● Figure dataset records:
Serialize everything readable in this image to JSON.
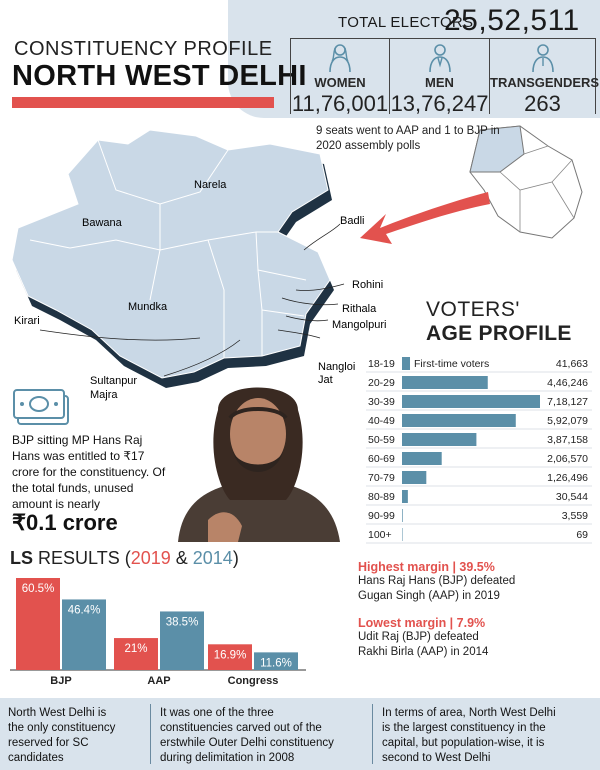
{
  "header": {
    "kicker": "CONSTITUENCY PROFILE",
    "title": "NORTH WEST DELHI"
  },
  "electors": {
    "label": "TOTAL ELECTORS",
    "value": "25,52,511",
    "groups": [
      {
        "label": "WOMEN",
        "value": "11,76,001",
        "icon": "woman-icon"
      },
      {
        "label": "MEN",
        "value": "13,76,247",
        "icon": "man-icon"
      },
      {
        "label": "TRANSGENDERS",
        "value": "263",
        "icon": "person-icon"
      }
    ]
  },
  "map": {
    "note": "9 seats went to AAP and 1 to BJP in 2020 assembly polls",
    "labels": {
      "narela": "Narela",
      "bawana": "Bawana",
      "mundka": "Mundka",
      "kirari": "Kirari",
      "badli": "Badli",
      "rohini": "Rohini",
      "rithala": "Rithala",
      "mangolpuri": "Mangolpuri",
      "nangloi": "Nangloi",
      "jat": "Jat",
      "sultanpur": "Sultanpur",
      "majra": "Majra"
    }
  },
  "age_profile": {
    "heading_line1": "VOTERS'",
    "heading_line2": "AGE PROFILE",
    "first_time_label": "First-time voters"
  },
  "chart_data": [
    {
      "type": "bar",
      "orientation": "horizontal",
      "title": "VOTERS' AGE PROFILE",
      "categories": [
        "18-19",
        "20-29",
        "30-39",
        "40-49",
        "50-59",
        "60-69",
        "70-79",
        "80-89",
        "90-99",
        "100+"
      ],
      "values": [
        41663,
        446246,
        718127,
        592079,
        387158,
        206570,
        126496,
        30544,
        3559,
        69
      ],
      "value_labels": [
        "41,663",
        "4,46,246",
        "7,18,127",
        "5,92,079",
        "3,87,158",
        "2,06,570",
        "1,26,496",
        "30,544",
        "3,559",
        "69"
      ],
      "annotation": "First-time voters",
      "bar_color": "#5b8fa8",
      "xlim": [
        0,
        718127
      ]
    },
    {
      "type": "bar",
      "title": "LS RESULTS (2019 & 2014)",
      "categories": [
        "BJP",
        "AAP",
        "Congress"
      ],
      "series": [
        {
          "name": "2019",
          "values": [
            60.5,
            21,
            16.9
          ],
          "color": "#e2524e"
        },
        {
          "name": "2014",
          "values": [
            46.4,
            38.5,
            11.6
          ],
          "color": "#5b8fa8"
        }
      ],
      "value_labels": {
        "2019": [
          "60.5%",
          "21%",
          "16.9%"
        ],
        "2014": [
          "46.4%",
          "38.5%",
          "11.6%"
        ]
      },
      "ylim": [
        0,
        60.5
      ]
    }
  ],
  "mp": {
    "text": "BJP sitting MP Hans Raj Hans was entitled to ₹17 crore for the constituency. Of the total funds, unused amount is nearly",
    "amount": "₹0.1 crore"
  },
  "ls": {
    "title_bold": "LS",
    "title_rest": " RESULTS (",
    "year1": "2019",
    "amp": " & ",
    "year2": "2014",
    "close": ")"
  },
  "margins": {
    "highest_head": "Highest margin | 39.5%",
    "highest_text1": "Hans Raj Hans (BJP) defeated",
    "highest_text2": "Gugan Singh (AAP) in 2019",
    "lowest_head": "Lowest margin | 7.9%",
    "lowest_text1": "Udit Raj (BJP) defeated",
    "lowest_text2": "Rakhi Birla (AAP) in 2014"
  },
  "footer": {
    "col1": [
      "North West Delhi is",
      "the only constituency",
      "reserved for SC",
      "candidates"
    ],
    "col2": [
      "It was one of the three",
      "constituencies carved out of the",
      "erstwhile Outer Delhi constituency",
      "during delimitation in 2008"
    ],
    "col3": [
      "In terms of area, North West Delhi",
      "is the largest constituency in the",
      "capital, but population-wise, it is",
      "second to West Delhi"
    ]
  },
  "colors": {
    "red": "#e2524e",
    "teal": "#5b8fa8",
    "panel": "#d9e3ec",
    "map": "#c9d8e6"
  }
}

● INSTRUCTIONS TO FOLLOW:
Pictures in the records must not appear in the copy; transcribe everything else precisely.

● TASK RESULT:
Serialize everything readable in this image to JSON.
{
  "header": {
    "kicker": "CONSTITUENCY PROFILE",
    "title": "NORTH WEST DELHI"
  },
  "electors": {
    "label": "TOTAL ELECTORS",
    "value": "25,52,511",
    "groups": [
      {
        "label": "WOMEN",
        "value": "11,76,001",
        "icon": "woman-icon"
      },
      {
        "label": "MEN",
        "value": "13,76,247",
        "icon": "man-icon"
      },
      {
        "label": "TRANSGENDERS",
        "value": "263",
        "icon": "person-icon"
      }
    ]
  },
  "map": {
    "note": "9 seats went to AAP and 1 to BJP in 2020 assembly polls",
    "labels": {
      "narela": "Narela",
      "bawana": "Bawana",
      "mundka": "Mundka",
      "kirari": "Kirari",
      "badli": "Badli",
      "rohini": "Rohini",
      "rithala": "Rithala",
      "mangolpuri": "Mangolpuri",
      "nangloi": "Nangloi",
      "jat": "Jat",
      "sultanpur": "Sultanpur",
      "majra": "Majra"
    }
  },
  "age_profile": {
    "heading_line1": "VOTERS'",
    "heading_line2": "AGE PROFILE",
    "first_time_label": "First-time voters"
  },
  "chart_data": [
    {
      "type": "bar",
      "orientation": "horizontal",
      "title": "VOTERS' AGE PROFILE",
      "categories": [
        "18-19",
        "20-29",
        "30-39",
        "40-49",
        "50-59",
        "60-69",
        "70-79",
        "80-89",
        "90-99",
        "100+"
      ],
      "values": [
        41663,
        446246,
        718127,
        592079,
        387158,
        206570,
        126496,
        30544,
        3559,
        69
      ],
      "value_labels": [
        "41,663",
        "4,46,246",
        "7,18,127",
        "5,92,079",
        "3,87,158",
        "2,06,570",
        "1,26,496",
        "30,544",
        "3,559",
        "69"
      ],
      "annotation": "First-time voters",
      "bar_color": "#5b8fa8",
      "xlim": [
        0,
        718127
      ]
    },
    {
      "type": "bar",
      "title": "LS RESULTS (2019 & 2014)",
      "categories": [
        "BJP",
        "AAP",
        "Congress"
      ],
      "series": [
        {
          "name": "2019",
          "values": [
            60.5,
            21,
            16.9
          ],
          "color": "#e2524e"
        },
        {
          "name": "2014",
          "values": [
            46.4,
            38.5,
            11.6
          ],
          "color": "#5b8fa8"
        }
      ],
      "value_labels": {
        "2019": [
          "60.5%",
          "21%",
          "16.9%"
        ],
        "2014": [
          "46.4%",
          "38.5%",
          "11.6%"
        ]
      },
      "ylim": [
        0,
        60.5
      ]
    }
  ],
  "mp": {
    "text": "BJP sitting MP Hans Raj Hans was entitled to ₹17 crore for the constituency. Of the total funds, unused amount is nearly",
    "amount": "₹0.1 crore"
  },
  "ls": {
    "title_bold": "LS",
    "title_rest": " RESULTS (",
    "year1": "2019",
    "amp": " & ",
    "year2": "2014",
    "close": ")"
  },
  "margins": {
    "highest_head": "Highest margin | 39.5%",
    "highest_text1": "Hans Raj Hans (BJP) defeated",
    "highest_text2": "Gugan Singh (AAP) in 2019",
    "lowest_head": "Lowest margin | 7.9%",
    "lowest_text1": "Udit Raj (BJP) defeated",
    "lowest_text2": "Rakhi Birla (AAP) in 2014"
  },
  "footer": {
    "col1": [
      "North West Delhi is",
      "the only constituency",
      "reserved for SC",
      "candidates"
    ],
    "col2": [
      "It was one of the three",
      "constituencies carved out of the",
      "erstwhile Outer Delhi constituency",
      "during delimitation in 2008"
    ],
    "col3": [
      "In terms of area, North West Delhi",
      "is the largest constituency in the",
      "capital, but population-wise, it is",
      "second to West Delhi"
    ]
  },
  "colors": {
    "red": "#e2524e",
    "teal": "#5b8fa8",
    "panel": "#d9e3ec",
    "map": "#c9d8e6"
  }
}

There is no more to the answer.